BEGIN Data to use

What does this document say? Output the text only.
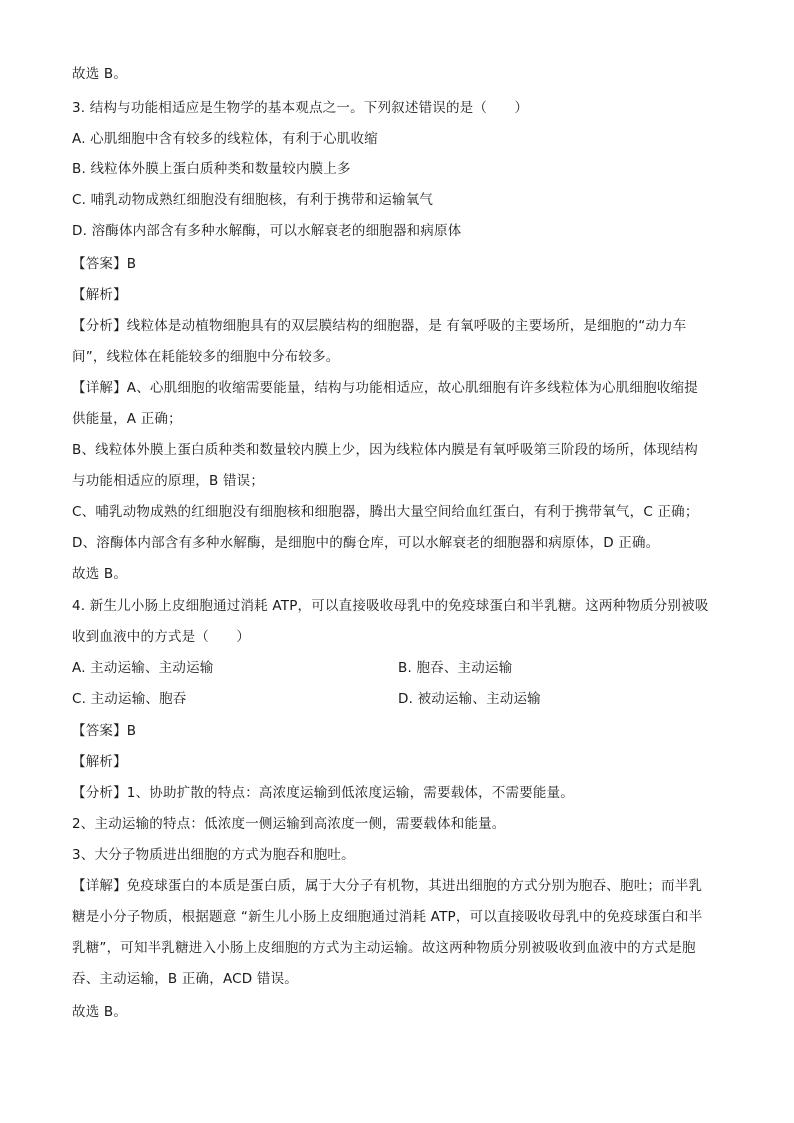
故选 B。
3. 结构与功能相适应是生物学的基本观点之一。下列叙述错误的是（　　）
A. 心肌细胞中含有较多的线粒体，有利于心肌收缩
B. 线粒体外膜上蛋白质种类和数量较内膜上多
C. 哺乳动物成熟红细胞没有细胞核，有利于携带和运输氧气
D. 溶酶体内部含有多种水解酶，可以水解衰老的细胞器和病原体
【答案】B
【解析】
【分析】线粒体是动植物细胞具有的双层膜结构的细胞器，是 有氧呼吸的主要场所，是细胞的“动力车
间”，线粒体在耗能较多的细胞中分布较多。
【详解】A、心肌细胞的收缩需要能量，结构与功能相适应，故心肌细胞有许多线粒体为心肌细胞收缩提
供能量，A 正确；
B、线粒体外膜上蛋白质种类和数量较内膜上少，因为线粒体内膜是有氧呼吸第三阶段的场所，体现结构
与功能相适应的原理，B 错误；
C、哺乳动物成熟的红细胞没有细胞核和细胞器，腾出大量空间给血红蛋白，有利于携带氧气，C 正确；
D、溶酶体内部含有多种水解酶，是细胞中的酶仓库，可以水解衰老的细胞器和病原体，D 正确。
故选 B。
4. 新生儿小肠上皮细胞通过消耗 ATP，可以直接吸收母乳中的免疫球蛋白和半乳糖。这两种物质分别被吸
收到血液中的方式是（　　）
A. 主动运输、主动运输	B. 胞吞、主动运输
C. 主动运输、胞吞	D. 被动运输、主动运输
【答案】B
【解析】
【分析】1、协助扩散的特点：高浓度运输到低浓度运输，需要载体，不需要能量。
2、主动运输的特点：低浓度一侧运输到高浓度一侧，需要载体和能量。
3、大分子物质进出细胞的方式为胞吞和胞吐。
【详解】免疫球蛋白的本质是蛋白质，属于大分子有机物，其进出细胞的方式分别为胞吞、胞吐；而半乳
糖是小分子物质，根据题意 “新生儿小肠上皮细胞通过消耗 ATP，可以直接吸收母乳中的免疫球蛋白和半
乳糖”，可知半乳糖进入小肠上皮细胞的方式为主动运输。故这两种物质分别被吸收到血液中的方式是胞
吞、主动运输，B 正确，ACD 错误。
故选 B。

END Data to use

▸ **Problem to solve**
Report all lines of the data above that include the string "溶酶体内部含有多种水解酶".

▸ **Result below**
D. 溶酶体内部含有多种水解酶，可以水解衰老的细胞器和病原体
D、溶酶体内部含有多种水解酶，是细胞中的酶仓库，可以水解衰老的细胞器和病原体，D 正确。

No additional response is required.